Layout element entries
------------------------------------------------------------

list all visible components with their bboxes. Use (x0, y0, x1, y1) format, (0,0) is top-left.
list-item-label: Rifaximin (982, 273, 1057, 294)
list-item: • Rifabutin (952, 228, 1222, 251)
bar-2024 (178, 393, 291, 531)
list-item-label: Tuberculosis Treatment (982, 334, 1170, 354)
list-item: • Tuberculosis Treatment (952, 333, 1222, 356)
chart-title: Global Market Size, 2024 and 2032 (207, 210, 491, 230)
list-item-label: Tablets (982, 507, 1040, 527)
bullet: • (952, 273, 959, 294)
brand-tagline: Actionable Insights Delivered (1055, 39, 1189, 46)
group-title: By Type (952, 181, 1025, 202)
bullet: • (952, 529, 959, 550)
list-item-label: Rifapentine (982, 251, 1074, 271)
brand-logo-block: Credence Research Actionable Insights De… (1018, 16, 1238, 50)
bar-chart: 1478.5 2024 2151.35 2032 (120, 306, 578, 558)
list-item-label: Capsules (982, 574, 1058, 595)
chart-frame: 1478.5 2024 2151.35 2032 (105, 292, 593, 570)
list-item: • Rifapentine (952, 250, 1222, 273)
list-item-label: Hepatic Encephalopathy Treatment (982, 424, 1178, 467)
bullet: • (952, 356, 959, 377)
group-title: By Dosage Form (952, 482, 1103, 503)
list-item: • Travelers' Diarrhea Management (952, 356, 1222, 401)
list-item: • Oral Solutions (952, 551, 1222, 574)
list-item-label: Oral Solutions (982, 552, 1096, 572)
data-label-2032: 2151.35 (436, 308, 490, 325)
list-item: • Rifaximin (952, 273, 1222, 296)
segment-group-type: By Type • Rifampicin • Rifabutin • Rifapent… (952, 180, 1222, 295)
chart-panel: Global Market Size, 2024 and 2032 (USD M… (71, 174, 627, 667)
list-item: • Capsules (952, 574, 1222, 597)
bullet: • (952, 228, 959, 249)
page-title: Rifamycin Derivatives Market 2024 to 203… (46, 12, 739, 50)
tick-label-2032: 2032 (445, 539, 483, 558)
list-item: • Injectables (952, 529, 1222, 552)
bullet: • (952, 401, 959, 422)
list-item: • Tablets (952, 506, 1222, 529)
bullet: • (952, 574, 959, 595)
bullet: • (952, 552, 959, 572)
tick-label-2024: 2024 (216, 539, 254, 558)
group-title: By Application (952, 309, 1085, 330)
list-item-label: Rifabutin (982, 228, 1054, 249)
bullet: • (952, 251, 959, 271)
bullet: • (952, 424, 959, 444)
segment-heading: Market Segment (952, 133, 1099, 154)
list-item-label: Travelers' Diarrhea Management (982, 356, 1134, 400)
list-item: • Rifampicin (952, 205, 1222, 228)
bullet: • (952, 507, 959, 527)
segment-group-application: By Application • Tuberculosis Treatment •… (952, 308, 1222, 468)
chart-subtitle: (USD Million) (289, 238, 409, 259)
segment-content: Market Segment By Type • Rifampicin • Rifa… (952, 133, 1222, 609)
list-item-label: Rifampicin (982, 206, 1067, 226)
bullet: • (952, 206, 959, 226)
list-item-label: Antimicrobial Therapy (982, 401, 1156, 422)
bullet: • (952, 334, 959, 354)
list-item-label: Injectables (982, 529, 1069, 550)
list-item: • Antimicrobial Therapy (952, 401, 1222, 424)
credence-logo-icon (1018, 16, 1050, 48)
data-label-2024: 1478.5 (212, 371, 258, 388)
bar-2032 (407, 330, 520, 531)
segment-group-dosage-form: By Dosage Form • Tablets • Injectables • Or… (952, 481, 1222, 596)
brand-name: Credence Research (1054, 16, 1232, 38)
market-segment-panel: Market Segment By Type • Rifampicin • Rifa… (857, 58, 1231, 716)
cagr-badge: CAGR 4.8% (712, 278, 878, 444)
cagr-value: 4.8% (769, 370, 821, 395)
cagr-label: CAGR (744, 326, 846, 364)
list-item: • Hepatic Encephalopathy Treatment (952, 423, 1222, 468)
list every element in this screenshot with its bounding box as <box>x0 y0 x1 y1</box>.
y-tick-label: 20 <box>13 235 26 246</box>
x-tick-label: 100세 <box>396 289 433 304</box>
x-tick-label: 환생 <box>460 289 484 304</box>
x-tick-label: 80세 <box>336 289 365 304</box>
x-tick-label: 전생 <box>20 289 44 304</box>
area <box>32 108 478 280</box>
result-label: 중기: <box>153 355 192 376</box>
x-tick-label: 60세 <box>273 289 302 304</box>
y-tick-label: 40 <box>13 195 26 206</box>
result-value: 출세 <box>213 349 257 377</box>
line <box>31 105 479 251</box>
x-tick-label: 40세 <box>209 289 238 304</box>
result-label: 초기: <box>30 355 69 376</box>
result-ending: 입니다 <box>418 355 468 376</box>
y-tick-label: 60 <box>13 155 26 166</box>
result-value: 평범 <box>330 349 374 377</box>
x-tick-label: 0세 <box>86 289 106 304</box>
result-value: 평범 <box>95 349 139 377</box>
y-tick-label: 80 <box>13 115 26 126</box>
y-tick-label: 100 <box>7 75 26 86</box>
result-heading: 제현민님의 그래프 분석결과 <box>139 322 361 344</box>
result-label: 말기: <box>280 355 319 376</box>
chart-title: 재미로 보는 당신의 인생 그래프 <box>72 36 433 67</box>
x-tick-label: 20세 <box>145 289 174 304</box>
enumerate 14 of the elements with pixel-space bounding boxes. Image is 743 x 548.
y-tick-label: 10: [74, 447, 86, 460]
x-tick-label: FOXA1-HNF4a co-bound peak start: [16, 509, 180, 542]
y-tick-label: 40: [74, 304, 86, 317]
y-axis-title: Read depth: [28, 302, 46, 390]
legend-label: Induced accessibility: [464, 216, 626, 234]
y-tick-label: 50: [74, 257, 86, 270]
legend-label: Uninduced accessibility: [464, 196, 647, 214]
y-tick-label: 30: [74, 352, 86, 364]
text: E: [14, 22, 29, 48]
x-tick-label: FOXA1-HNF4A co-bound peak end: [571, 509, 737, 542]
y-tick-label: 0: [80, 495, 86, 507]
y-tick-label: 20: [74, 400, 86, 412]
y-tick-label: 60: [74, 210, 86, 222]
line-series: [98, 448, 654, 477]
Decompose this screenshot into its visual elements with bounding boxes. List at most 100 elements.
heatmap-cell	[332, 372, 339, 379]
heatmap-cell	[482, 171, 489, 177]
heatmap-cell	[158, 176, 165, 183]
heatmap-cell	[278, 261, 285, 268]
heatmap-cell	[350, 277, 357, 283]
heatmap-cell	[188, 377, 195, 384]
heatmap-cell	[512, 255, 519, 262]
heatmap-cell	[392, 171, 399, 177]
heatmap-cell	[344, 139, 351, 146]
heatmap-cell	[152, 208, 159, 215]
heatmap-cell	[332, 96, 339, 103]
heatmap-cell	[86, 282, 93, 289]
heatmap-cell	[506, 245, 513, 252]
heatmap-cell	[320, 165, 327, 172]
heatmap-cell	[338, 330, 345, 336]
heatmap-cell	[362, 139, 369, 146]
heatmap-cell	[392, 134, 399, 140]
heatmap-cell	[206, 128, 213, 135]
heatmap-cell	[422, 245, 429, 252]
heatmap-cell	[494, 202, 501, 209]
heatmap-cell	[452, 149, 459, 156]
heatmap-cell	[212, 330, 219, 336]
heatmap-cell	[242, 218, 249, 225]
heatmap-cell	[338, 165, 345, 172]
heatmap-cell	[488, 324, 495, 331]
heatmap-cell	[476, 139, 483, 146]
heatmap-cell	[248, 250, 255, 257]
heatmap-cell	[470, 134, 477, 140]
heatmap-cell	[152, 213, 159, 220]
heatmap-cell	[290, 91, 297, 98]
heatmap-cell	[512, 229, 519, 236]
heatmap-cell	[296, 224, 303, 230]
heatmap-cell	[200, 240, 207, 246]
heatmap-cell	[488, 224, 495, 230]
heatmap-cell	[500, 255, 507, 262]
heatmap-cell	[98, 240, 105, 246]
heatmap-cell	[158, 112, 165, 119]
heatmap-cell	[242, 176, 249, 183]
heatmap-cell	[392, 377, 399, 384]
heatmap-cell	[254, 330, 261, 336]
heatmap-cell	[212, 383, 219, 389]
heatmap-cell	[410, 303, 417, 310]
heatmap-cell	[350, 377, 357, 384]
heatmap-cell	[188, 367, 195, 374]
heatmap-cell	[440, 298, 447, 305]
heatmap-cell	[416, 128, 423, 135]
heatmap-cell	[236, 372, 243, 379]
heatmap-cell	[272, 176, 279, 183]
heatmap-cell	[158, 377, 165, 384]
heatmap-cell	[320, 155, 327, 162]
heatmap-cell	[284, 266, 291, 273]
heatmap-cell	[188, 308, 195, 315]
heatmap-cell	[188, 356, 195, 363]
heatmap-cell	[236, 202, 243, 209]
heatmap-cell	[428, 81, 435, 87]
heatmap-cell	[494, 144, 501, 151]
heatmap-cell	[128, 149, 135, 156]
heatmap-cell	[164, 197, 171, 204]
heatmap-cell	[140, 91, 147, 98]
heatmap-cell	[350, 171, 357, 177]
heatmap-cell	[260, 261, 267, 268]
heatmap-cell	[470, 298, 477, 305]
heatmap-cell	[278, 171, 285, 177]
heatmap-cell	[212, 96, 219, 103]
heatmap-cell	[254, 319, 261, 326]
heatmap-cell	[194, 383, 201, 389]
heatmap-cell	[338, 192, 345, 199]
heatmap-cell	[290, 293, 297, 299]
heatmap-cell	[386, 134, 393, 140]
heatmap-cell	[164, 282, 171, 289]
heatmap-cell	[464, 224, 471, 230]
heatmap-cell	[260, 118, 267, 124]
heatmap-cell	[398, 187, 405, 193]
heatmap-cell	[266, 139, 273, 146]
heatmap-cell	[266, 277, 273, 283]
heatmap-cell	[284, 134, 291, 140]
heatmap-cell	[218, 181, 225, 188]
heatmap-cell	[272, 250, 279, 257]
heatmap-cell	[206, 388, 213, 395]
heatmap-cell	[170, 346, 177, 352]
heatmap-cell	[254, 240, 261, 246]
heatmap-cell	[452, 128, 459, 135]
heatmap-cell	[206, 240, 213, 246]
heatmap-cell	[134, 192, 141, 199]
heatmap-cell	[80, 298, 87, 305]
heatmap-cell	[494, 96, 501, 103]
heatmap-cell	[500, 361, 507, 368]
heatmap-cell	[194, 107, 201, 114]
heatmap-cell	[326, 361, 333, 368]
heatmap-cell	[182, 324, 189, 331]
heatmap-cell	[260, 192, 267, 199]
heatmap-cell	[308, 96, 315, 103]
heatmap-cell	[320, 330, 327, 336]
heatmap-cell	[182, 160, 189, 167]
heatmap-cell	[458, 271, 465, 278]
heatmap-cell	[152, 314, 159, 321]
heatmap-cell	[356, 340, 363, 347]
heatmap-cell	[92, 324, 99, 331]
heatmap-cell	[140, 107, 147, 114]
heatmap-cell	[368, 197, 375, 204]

------------------------------------------------------------

__Exercise details__: Return, word for word, the stretch from the start of the records through the line containing "list-item-label: Tuberculosis Treatment", with both ends included.

__Solution to this exercise__:
list all visible components with their bboxes. Use (x0, y0, x1, y1) format, (0,0) is top-left.
list-item-label: Rifaximin (982, 273, 1057, 294)
list-item: • Rifabutin (952, 228, 1222, 251)
bar-2024 (178, 393, 291, 531)
list-item-label: Tuberculosis Treatment (982, 334, 1170, 354)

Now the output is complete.